Passage provided Start Marker

Thursday, September 24, 2020
Matching and pricing are two critical levers in ride sharing marketplaces to match demand and supply. There, the platform can produce more efficient matching and pricing decisions by batching the requests. The goal of this paper is extending this batching paradigm to enable the platform to make such decisions in a batch with an eye toward the future. We therefore study the "two-stage stochastic matching problem", with or without pricing.
We design online competitive algorithms for driver-weighted two-stage stochastic matching for maximizing supply efficiency, and two-stage joint matching and pricing for maximizing market efficiency. In the former problem, by a primal-dual analysis, we show a family of convex-programming based matchings that distribute the demand in a balanced way among supply obtain the optimal 3/4-competitive ratio against the optimum offline benchmark. Using a novel factor revealing program and connections to submodular optimization, we improve this ratio against the optimum online benchmark to (1-1/e+1/e^2)=0.767 for the unweighted and 0.761 for the weighted case. In the latter problem, we show optimal 1/2-competitive pricing and matching algorithm by borrowing ideas from the ex-ante prophet inequality literature. We also show an improved (1-1/e)-competitive algorithm for the special case of demand efficiency using the correlation gap of submodular functions.

Passage provided End Marker

**Things to do:**
• A. Extract from the ride-sharing abstract the passage that begins at the words "Thursday, September 24, 2020" and stops after the words "or without pricing.", copying it word for word.
• B. Answer these questions using the ride-sharing abstract:
(i) What competitive ratio against the optimum offline benchmark do the convex-programming based matchings obtain?
(ii) What improved ratio against the optimum online benchmark is given for the weighted case?
(iii) From which literature are ideas borrowed for the 1/2-competitive pricing and matching algorithm?

Excerpted records Start Marker

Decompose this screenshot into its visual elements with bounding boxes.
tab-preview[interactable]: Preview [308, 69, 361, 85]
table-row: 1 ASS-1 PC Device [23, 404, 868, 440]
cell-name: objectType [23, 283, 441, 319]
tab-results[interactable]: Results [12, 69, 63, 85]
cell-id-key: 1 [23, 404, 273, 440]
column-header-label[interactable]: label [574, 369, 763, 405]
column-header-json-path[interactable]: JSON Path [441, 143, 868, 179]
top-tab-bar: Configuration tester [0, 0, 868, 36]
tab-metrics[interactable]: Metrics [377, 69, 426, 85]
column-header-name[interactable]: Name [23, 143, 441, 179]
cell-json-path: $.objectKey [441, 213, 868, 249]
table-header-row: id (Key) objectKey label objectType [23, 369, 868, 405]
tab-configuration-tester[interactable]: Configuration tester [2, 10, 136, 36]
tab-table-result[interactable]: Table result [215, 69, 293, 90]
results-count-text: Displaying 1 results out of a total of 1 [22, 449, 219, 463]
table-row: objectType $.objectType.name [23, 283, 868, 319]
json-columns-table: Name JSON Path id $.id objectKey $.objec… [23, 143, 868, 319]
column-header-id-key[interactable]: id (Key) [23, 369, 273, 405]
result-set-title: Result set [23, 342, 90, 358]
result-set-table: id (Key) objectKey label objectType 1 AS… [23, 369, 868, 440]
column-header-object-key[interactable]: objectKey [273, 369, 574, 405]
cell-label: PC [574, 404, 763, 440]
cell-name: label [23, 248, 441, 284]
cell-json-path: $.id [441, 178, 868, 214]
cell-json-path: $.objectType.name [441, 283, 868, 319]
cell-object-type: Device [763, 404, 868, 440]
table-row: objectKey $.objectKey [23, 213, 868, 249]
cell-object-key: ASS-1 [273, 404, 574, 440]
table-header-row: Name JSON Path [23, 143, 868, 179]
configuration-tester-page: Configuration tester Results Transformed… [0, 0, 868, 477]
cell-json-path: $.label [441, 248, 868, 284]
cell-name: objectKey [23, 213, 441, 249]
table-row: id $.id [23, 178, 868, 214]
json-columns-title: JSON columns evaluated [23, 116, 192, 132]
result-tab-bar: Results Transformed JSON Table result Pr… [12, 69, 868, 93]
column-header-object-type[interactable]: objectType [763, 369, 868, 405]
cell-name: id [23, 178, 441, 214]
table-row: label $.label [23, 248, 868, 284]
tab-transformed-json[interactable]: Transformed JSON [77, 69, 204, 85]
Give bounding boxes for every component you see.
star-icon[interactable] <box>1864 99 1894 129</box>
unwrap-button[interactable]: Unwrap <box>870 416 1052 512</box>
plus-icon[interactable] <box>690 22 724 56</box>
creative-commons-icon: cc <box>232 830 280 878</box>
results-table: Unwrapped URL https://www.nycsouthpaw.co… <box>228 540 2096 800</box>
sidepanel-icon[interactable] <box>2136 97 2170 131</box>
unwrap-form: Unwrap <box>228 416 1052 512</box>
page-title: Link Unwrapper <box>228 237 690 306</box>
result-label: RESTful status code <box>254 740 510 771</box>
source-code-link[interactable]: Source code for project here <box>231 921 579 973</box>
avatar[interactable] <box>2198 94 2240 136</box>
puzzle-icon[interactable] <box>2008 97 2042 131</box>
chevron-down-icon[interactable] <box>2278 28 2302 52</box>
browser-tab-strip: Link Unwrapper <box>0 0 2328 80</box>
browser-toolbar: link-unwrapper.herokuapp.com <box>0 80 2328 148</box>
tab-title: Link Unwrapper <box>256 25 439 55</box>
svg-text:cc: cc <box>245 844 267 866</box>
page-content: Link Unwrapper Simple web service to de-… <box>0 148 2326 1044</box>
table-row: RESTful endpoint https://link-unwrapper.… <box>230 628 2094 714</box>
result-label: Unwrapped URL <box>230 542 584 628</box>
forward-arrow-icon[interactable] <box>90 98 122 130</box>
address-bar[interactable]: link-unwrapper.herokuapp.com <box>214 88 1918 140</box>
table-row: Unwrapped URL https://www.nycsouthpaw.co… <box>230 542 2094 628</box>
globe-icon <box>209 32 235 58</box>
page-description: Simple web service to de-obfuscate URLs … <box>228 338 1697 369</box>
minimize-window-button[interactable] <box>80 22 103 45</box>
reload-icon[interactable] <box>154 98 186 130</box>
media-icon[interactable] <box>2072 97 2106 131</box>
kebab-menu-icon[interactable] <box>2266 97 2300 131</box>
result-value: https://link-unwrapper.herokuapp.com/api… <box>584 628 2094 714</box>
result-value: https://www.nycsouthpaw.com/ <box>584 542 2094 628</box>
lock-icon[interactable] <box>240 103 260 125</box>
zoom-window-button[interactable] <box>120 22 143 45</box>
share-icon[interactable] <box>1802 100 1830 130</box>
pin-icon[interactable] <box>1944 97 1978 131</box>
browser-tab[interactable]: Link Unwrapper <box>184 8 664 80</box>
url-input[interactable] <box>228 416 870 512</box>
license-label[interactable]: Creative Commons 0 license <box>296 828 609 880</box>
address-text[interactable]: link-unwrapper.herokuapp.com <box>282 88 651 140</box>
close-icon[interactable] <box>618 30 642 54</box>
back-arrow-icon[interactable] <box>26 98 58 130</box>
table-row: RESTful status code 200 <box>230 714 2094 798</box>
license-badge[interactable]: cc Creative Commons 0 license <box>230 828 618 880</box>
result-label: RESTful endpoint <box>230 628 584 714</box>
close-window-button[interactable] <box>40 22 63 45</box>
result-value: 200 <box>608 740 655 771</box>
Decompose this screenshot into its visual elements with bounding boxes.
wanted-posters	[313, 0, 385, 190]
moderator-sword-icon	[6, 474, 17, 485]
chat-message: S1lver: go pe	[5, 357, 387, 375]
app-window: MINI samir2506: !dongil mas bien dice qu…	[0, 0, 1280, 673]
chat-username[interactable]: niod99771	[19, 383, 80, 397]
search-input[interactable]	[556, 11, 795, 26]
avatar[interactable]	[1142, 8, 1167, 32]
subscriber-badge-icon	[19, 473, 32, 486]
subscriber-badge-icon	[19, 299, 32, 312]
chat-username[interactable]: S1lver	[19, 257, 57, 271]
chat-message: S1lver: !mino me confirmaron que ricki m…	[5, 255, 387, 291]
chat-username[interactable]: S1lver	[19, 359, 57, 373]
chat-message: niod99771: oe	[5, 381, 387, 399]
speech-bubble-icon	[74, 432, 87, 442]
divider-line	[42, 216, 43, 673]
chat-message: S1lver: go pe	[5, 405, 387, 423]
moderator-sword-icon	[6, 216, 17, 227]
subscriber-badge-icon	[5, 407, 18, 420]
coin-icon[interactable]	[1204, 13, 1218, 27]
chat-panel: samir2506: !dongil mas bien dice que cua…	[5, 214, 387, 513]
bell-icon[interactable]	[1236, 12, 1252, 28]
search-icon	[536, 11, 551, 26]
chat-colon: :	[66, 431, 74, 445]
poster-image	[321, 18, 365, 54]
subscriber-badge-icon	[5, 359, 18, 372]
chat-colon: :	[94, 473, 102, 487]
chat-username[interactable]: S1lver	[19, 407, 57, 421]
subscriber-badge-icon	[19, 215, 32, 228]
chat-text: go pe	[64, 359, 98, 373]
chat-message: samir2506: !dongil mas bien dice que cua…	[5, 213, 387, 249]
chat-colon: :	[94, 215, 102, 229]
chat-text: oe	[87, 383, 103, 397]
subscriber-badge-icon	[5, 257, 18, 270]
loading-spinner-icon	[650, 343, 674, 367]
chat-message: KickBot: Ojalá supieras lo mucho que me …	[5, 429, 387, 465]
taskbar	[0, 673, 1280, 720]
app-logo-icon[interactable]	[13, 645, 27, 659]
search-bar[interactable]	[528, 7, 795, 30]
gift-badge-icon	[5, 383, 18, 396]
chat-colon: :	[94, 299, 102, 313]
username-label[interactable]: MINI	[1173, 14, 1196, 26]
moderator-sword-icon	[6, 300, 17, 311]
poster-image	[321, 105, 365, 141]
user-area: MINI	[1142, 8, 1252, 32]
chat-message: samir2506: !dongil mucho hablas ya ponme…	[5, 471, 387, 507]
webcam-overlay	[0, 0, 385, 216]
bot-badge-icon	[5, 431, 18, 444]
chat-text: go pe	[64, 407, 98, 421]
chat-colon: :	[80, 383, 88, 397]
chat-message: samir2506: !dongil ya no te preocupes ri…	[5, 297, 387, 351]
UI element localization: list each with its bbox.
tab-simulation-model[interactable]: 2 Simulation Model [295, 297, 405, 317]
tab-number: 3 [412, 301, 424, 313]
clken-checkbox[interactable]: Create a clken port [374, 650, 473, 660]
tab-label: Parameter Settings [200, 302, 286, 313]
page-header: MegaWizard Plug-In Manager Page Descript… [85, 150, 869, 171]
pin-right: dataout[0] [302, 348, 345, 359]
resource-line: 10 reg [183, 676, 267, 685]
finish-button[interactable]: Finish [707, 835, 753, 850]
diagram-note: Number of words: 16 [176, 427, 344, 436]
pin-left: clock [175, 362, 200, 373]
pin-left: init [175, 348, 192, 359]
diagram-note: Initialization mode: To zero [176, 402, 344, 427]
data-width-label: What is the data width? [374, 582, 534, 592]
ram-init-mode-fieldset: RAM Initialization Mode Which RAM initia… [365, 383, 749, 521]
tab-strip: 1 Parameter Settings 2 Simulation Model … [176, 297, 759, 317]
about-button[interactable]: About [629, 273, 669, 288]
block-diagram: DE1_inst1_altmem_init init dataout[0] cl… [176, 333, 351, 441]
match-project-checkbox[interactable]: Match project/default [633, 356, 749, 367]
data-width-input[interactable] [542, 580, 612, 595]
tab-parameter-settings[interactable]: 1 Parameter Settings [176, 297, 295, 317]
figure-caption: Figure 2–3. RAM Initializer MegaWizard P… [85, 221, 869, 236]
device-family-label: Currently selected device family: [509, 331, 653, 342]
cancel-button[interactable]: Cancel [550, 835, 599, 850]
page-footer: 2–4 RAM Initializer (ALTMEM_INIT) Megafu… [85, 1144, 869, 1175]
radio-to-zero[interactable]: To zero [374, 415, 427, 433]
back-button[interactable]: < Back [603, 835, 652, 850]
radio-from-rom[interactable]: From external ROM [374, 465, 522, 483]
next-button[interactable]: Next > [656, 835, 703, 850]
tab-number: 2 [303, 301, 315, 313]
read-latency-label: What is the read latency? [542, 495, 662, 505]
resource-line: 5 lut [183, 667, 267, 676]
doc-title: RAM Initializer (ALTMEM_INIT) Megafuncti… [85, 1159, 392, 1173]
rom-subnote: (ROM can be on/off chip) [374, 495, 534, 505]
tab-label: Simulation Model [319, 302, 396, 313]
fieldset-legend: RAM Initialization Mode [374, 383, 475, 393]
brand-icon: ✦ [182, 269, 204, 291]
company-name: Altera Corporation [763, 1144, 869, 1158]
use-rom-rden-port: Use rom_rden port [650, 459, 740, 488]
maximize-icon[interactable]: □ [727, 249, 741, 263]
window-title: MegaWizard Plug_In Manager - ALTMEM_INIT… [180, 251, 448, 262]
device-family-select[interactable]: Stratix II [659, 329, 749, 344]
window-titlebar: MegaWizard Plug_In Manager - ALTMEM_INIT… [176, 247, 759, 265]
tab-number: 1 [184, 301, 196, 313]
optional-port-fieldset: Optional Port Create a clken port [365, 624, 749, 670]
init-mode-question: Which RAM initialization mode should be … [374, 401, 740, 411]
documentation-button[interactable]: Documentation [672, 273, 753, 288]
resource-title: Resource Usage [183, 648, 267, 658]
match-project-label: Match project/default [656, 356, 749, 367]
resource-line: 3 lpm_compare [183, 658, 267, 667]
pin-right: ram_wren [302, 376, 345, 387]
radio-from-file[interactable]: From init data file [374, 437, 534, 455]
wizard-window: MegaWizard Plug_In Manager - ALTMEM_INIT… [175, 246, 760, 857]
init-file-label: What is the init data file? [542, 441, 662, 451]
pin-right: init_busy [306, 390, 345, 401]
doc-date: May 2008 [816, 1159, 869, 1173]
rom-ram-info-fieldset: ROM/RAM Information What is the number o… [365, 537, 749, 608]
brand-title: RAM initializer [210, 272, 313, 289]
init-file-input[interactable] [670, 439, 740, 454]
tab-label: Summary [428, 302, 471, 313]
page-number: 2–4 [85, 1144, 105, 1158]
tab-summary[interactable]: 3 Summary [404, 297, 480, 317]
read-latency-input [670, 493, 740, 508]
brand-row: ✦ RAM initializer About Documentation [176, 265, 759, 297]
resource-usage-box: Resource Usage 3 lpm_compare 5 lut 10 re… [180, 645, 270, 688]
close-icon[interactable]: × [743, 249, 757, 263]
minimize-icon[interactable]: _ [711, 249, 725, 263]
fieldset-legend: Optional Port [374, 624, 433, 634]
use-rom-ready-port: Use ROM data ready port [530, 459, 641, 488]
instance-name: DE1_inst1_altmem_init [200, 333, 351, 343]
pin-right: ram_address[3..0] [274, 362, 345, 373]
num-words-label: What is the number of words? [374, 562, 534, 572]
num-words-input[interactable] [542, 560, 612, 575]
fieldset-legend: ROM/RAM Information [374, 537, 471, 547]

Excerpted records End Marker

**Outputs by task:**
• A.
Thursday, September 24, 2020
Matching and pricing are two critical levers in ride sharing marketplaces to match demand and supply. There, the platform can produce more efficient matching and pricing decisions by batching the requests. The goal of this paper is extending this batching paradigm to enable the platform to make such decisions in a batch with an eye toward the future. We therefore study the "two-stage stochastic matching problem", with or without pricing.

• B.
(i) 3/4
(ii) 0.761
(iii) The ex-ante prophet inequality literature